Raw records:
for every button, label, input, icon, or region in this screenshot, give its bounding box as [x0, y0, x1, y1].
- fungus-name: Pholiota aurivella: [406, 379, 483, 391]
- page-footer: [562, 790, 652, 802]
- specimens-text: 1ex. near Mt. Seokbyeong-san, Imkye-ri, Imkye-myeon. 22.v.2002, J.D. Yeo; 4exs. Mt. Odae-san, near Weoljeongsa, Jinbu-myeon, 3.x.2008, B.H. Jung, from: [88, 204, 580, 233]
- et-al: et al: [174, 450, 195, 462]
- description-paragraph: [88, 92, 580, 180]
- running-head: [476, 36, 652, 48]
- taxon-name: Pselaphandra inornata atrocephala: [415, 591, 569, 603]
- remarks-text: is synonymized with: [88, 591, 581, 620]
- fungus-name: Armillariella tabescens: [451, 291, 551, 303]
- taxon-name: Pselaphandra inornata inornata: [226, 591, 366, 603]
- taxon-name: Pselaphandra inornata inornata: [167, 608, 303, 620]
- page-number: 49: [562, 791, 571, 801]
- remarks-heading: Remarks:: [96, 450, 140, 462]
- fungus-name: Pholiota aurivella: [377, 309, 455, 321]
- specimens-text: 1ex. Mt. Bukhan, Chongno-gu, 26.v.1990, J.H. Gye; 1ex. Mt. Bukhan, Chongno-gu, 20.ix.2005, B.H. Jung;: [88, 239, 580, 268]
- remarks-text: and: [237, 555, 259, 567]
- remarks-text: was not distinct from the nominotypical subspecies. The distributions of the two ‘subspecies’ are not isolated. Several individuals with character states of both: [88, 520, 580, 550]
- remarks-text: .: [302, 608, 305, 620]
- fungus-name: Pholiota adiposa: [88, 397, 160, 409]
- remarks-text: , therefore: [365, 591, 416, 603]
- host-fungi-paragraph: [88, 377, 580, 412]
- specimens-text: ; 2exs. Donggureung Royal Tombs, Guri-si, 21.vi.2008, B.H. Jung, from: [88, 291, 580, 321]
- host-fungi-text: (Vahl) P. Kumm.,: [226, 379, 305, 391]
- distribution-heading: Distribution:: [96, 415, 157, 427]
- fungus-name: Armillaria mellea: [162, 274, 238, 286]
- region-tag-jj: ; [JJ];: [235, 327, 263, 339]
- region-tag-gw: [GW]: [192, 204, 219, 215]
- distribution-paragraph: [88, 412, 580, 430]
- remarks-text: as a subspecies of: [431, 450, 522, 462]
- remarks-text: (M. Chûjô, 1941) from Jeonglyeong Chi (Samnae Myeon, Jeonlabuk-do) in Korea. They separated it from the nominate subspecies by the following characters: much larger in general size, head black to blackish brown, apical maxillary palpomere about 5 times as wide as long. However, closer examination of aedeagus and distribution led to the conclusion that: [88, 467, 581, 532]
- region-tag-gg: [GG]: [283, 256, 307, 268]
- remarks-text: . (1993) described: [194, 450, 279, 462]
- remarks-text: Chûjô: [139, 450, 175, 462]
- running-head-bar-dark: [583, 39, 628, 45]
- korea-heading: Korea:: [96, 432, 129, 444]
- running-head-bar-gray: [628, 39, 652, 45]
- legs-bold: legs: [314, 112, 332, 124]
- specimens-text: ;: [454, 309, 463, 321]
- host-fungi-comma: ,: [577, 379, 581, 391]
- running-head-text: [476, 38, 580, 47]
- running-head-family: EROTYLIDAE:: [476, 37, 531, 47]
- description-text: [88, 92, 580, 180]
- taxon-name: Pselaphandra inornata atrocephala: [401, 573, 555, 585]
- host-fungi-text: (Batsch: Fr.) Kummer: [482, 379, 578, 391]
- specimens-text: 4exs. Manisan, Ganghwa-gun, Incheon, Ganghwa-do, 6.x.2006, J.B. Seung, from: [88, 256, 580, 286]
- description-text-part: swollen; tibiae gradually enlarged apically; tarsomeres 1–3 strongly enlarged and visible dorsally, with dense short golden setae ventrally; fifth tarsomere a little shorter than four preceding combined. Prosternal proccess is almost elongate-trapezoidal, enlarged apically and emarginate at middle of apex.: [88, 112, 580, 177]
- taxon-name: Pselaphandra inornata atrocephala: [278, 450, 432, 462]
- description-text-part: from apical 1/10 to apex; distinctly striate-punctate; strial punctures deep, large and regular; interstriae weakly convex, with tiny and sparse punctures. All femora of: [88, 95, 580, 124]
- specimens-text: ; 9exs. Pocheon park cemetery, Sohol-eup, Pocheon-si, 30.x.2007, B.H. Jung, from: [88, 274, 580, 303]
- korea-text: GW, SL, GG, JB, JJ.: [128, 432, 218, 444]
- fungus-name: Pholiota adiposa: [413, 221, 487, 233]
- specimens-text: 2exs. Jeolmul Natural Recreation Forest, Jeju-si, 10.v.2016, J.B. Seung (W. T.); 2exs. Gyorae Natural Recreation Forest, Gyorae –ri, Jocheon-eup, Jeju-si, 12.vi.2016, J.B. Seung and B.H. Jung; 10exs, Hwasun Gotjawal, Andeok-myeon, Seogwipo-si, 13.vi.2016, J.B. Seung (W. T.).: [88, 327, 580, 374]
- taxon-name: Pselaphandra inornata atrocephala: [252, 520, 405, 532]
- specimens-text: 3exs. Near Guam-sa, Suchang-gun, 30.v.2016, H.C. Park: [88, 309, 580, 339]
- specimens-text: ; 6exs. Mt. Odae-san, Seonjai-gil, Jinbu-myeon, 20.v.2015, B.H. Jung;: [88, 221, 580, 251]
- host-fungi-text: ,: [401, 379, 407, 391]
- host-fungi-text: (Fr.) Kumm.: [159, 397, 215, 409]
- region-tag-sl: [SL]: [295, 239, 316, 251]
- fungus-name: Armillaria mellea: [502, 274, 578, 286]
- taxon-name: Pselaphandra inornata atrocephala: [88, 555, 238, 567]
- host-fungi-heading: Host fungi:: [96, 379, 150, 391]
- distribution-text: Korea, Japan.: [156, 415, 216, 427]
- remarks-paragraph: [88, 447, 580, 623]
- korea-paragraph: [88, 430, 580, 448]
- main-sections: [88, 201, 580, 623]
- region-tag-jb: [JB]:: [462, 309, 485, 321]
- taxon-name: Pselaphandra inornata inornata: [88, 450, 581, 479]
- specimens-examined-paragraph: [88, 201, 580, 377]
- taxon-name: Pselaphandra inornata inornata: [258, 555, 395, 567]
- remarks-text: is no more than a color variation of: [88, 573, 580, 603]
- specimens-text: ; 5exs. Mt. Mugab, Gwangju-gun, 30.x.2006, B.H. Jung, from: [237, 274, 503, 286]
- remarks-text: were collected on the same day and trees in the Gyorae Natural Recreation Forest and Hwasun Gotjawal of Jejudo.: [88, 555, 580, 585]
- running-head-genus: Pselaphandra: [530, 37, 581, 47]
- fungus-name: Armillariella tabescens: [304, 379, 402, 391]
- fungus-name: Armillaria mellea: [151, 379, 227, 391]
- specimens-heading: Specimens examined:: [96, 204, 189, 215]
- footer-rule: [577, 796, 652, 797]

__Your task__
Put every line of the records above into a JSON list of strings, one string per line, with blank lines left out.

__Finished answer__
[
  "for every button, label, input, icon, or region in this screenshot, give its bounding box as [x0, y0, x1, y1].",
  "- fungus-name: Pholiota aurivella: [406, 379, 483, 391]",
  "- page-footer: [562, 790, 652, 802]",
  "- specimens-text: 1ex. near Mt. Seokbyeong-san, Imkye-ri, Imkye-myeon. 22.v.2002, J.D. Yeo; 4exs. Mt. Odae-san, near Weoljeongsa, Jinbu-myeon, 3.x.2008, B.H. Jung, from: [88, 204, 580, 233]",
  "- et-al: et al: [174, 450, 195, 462]",
  "- description-paragraph: [88, 92, 580, 180]",
  "- running-head: [476, 36, 652, 48]",
  "- taxon-name: Pselaphandra inornata atrocephala: [415, 591, 569, 603]",
  "- remarks-text: is synonymized with: [88, 591, 581, 620]",
  "- fungus-name: Armillariella tabescens: [451, 291, 551, 303]",
  "- taxon-name: Pselaphandra inornata inornata: [226, 591, 366, 603]",
  "- taxon-name: Pselaphandra inornata inornata: [167, 608, 303, 620]",
  "- page-number: 49: [562, 791, 571, 801]",
  "- remarks-heading: Remarks:: [96, 450, 140, 462]",
  "- fungus-name: Pholiota aurivella: [377, 309, 455, 321]",
  "- specimens-text: 1ex. Mt. Bukhan, Chongno-gu, 26.v.1990, J.H. Gye; 1ex. Mt. Bukhan, Chongno-gu, 20.ix.2005, B.H. Jung;: [88, 239, 580, 268]",
  "- remarks-text: and: [237, 555, 259, 567]",
  "- remarks-text: was not distinct from the nominotypical subspecies. The distributions of the two ‘subspecies’ are not isolated. Several individuals with character states of both: [88, 520, 580, 550]",
  "- remarks-text: .: [302, 608, 305, 620]",
  "- fungus-name: Pholiota adiposa: [88, 397, 160, 409]",
  "- remarks-text: , therefore: [365, 591, 416, 603]",
  "- host-fungi-paragraph: [88, 377, 580, 412]",
  "- specimens-text: ; 2exs. Donggureung Royal Tombs, Guri-si, 21.vi.2008, B.H. Jung, from: [88, 291, 580, 321]",
  "- host-fungi-text: (Vahl) P. Kumm.,: [226, 379, 305, 391]",
  "- distribution-heading: Distribution:: [96, 415, 157, 427]",
  "- fungus-name: Armillaria mellea: [162, 274, 238, 286]",
  "- region-tag-jj: ; [JJ];: [235, 327, 263, 339]",
  "- region-tag-gw: [GW]: [192, 204, 219, 215]",
  "- distribution-paragraph: [88, 412, 580, 430]",
  "- remarks-text: as a subspecies of: [431, 450, 522, 462]",
  "- remarks-text: (M. Chûjô, 1941) from Jeonglyeong Chi (Samnae Myeon, Jeonlabuk-do) in Korea. They separated it from the nominate subspecies by the following characters: much larger in general size, head black to blackish brown, apical maxillary palpomere about 5 times as wide as long. However, closer examination of aedeagus and distribution led to the conclusion that: [88, 467, 581, 532]",
  "- region-tag-gg: [GG]: [283, 256, 307, 268]",
  "- remarks-text: . (1993) described: [194, 450, 279, 462]",
  "- remarks-text: Chûjô: [139, 450, 175, 462]",
  "- running-head-bar-dark: [583, 39, 628, 45]",
  "- korea-heading: Korea:: [96, 432, 129, 444]",
  "- running-head-bar-gray: [628, 39, 652, 45]",
  "- legs-bold: legs: [314, 112, 332, 124]",
  "- specimens-text: ;: [454, 309, 463, 321]",
  "- host-fungi-comma: ,: [577, 379, 581, 391]",
  "- running-head-text: [476, 38, 580, 47]",
  "- running-head-family: EROTYLIDAE:: [476, 37, 531, 47]",
  "- description-text: [88, 92, 580, 180]",
  "- taxon-name: Pselaphandra inornata atrocephala: [401, 573, 555, 585]",
  "- host-fungi-text: (Batsch: Fr.) Kummer: [482, 379, 578, 391]",
  "- specimens-text: 4exs. Manisan, Ganghwa-gun, Incheon, Ganghwa-do, 6.x.2006, J.B. Seung, from: [88, 256, 580, 286]",
  "- description-text-part: swollen; tibiae gradually enlarged apically; tarsomeres 1–3 strongly enlarged and visible dorsally, with dense short golden setae ventrally; fifth tarsomere a little shorter than four preceding combined. Prosternal proccess is almost elongate-trapezoidal, enlarged apically and emarginate at middle of apex.: [88, 112, 580, 177]",
  "- taxon-name: Pselaphandra inornata atrocephala: [278, 450, 432, 462]",
  "- description-text-part: from apical 1/10 to apex; distinctly striate-punctate; strial punctures deep, large and regular; interstriae weakly convex, with tiny and sparse punctures. All femora of: [88, 95, 580, 124]",
  "- specimens-text: ; 9exs. Pocheon park cemetery, Sohol-eup, Pocheon-si, 30.x.2007, B.H. Jung, from: [88, 274, 580, 303]",
  "- korea-text: GW, SL, GG, JB, JJ.: [128, 432, 218, 444]",
  "- fungus-name: Pholiota adiposa: [413, 221, 487, 233]",
  "- specimens-text: 2exs. Jeolmul Natural Recreation Forest, Jeju-si, 10.v.2016, J.B. Seung (W. T.); 2exs. Gyorae Natural Recreation Forest, Gyorae –ri, Jocheon-eup, Jeju-si, 12.vi.2016, J.B. Seung and B.H. Jung; 10exs, Hwasun Gotjawal, Andeok-myeon, Seogwipo-si, 13.vi.2016, J.B. Seung (W. T.).: [88, 327, 580, 374]",
  "- taxon-name: Pselaphandra inornata atrocephala: [252, 520, 405, 532]",
  "- specimens-text: 3exs. Near Guam-sa, Suchang-gun, 30.v.2016, H.C. Park: [88, 309, 580, 339]",
  "- specimens-text: ; 6exs. Mt. Odae-san, Seonjai-gil, Jinbu-myeon, 20.v.2015, B.H. Jung;: [88, 221, 580, 251]",
  "- host-fungi-text: ,: [401, 379, 407, 391]",
  "- host-fungi-text: (Fr.) Kumm.: [159, 397, 215, 409]",
  "- region-tag-sl: [SL]: [295, 239, 316, 251]",
  "- fungus-name: Armillaria mellea: [502, 274, 578, 286]",
  "- taxon-name: Pselaphandra inornata atrocephala: [88, 555, 238, 567]",
  "- host-fungi-heading: Host fungi:: [96, 379, 150, 391]",
  "- distribution-text: Korea, Japan.: [156, 415, 216, 427]",
  "- remarks-paragraph: [88, 447, 580, 623]",
  "- korea-paragraph: [88, 430, 580, 448]",
  "- main-sections: [88, 201, 580, 623]",
  "- region-tag-jb: [JB]:: [462, 309, 485, 321]",
  "- taxon-name: Pselaphandra inornata inornata: [88, 450, 581, 479]",
  "- specimens-examined-paragraph: [88, 201, 580, 377]",
  "- taxon-name: Pselaphandra inornata inornata: [258, 555, 395, 567]",
  "- remarks-text: is no more than a color variation of: [88, 573, 580, 603]",
  "- specimens-text: ; 5exs. Mt. Mugab, Gwangju-gun, 30.x.2006, B.H. Jung, from: [237, 274, 503, 286]",
  "- remarks-text: were collected on the same day and trees in the Gyorae Natural Recreation Forest and Hwasun Gotjawal of Jejudo.: [88, 555, 580, 585]",
  "- running-head-genus: Pselaphandra: [530, 37, 581, 47]",
  "- fungus-name: Armillariella tabescens: [304, 379, 402, 391]",
  "- fungus-name: Armillaria mellea: [151, 379, 227, 391]",
  "- specimens-heading: Specimens examined:: [96, 204, 189, 215]",
  "- footer-rule: [577, 796, 652, 797]"
]